**Task to carry out**
Read the entries below and pull out each line with the string "name".

**Supplied records**
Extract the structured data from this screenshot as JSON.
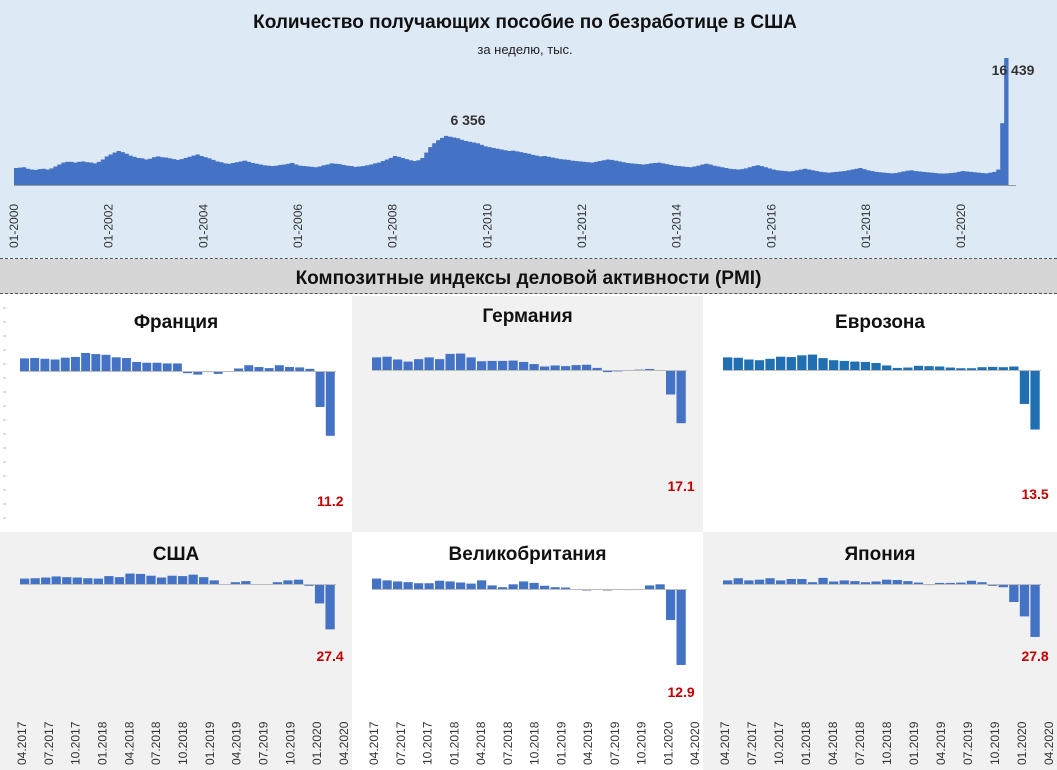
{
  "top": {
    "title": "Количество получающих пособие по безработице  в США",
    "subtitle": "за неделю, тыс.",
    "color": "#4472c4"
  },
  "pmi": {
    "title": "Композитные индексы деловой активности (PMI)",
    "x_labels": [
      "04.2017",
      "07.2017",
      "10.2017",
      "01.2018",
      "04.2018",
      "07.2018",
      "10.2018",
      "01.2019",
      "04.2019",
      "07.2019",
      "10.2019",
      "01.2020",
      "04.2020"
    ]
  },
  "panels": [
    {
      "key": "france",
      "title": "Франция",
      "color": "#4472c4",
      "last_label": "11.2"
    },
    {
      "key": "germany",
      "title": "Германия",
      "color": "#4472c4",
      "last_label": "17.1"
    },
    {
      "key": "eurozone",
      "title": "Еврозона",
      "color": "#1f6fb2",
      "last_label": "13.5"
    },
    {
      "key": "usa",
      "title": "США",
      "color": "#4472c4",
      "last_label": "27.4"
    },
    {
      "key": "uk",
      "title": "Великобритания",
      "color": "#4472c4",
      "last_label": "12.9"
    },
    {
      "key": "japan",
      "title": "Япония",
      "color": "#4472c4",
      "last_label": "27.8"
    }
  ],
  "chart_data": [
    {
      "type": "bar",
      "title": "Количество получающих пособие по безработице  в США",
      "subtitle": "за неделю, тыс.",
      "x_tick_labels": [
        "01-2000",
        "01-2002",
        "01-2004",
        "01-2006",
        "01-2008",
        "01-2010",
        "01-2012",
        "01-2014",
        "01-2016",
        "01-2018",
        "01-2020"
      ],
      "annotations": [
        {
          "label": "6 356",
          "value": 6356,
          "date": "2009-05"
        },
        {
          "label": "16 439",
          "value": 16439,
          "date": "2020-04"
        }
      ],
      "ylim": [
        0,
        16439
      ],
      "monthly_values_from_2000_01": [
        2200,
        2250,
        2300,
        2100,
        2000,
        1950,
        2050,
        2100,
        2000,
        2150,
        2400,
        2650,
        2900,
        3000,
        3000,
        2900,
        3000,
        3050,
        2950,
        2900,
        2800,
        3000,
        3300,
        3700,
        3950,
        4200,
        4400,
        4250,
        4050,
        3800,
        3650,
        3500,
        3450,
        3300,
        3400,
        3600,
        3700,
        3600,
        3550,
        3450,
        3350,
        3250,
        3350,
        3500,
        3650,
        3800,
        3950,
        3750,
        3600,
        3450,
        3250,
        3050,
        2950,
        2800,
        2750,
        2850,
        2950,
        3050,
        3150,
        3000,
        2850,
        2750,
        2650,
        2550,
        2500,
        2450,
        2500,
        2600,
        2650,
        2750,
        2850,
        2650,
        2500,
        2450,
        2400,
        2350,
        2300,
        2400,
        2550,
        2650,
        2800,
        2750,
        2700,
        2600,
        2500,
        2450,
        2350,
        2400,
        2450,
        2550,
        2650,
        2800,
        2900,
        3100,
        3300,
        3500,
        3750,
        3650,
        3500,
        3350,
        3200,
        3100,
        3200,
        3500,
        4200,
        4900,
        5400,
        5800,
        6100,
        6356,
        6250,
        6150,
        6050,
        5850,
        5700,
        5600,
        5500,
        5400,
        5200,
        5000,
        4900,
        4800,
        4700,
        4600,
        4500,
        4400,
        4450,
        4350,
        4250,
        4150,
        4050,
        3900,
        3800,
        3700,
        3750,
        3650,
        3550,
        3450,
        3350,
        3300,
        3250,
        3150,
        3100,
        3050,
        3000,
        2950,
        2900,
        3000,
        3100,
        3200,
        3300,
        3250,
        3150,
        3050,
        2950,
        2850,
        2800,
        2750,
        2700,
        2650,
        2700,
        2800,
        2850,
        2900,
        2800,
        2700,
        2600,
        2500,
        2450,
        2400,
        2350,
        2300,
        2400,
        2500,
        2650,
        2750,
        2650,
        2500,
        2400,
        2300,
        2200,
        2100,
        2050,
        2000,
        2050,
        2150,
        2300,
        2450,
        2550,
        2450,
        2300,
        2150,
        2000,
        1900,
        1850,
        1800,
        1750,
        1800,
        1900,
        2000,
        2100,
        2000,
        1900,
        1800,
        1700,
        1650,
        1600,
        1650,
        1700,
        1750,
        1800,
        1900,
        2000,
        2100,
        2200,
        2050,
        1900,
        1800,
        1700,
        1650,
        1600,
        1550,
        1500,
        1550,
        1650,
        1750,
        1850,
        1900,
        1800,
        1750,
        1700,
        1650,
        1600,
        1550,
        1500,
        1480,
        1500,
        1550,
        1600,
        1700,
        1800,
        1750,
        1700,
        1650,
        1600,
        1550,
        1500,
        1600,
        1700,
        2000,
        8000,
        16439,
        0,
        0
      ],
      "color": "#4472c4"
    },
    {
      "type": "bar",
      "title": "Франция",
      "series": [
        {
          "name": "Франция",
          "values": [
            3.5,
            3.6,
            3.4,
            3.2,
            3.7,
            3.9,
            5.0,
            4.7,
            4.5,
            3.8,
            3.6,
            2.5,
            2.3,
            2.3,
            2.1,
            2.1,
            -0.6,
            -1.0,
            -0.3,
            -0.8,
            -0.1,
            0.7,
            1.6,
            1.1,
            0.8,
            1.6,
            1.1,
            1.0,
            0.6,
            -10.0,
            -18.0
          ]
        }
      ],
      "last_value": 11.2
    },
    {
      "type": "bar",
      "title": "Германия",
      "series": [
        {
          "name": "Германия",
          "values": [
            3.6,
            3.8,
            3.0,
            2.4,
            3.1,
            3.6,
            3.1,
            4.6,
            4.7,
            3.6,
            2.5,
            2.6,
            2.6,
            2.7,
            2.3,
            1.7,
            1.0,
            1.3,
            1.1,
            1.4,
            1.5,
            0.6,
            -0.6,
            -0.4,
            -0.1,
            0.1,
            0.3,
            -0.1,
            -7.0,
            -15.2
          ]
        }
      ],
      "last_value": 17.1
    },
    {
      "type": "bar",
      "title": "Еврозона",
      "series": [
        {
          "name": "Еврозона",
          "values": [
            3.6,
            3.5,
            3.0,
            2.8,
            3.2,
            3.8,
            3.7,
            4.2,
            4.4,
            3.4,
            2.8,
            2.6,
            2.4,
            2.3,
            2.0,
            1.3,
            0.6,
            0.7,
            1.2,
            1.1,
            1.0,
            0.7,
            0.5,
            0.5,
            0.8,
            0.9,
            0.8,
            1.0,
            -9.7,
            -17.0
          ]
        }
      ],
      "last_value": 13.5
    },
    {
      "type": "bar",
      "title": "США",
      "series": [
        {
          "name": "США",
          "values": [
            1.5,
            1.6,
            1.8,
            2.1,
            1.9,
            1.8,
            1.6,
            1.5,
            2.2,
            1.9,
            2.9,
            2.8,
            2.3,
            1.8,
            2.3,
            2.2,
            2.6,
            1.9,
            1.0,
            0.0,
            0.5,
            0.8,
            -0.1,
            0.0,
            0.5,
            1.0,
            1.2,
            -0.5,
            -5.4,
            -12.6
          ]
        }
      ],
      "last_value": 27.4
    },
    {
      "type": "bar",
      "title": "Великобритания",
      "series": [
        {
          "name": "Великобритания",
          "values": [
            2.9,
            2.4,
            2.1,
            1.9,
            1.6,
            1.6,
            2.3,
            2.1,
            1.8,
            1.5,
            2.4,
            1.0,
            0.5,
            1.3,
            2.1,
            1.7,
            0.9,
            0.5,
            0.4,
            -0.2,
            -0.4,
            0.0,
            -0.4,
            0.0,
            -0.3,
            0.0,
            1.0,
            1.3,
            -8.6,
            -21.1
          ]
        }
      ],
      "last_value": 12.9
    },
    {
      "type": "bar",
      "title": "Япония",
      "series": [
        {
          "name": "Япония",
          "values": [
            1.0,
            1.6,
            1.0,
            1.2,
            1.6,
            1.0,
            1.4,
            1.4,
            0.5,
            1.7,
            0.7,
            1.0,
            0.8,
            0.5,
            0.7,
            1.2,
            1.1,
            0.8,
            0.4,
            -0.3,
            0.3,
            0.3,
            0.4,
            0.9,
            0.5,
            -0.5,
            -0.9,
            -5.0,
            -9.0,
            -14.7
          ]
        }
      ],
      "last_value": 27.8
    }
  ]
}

**Response below**
          "name": "Франция",
          "name": "Германия",
          "name": "Еврозона",
          "name": "США",
          "name": "Великобритания",
          "name": "Япония",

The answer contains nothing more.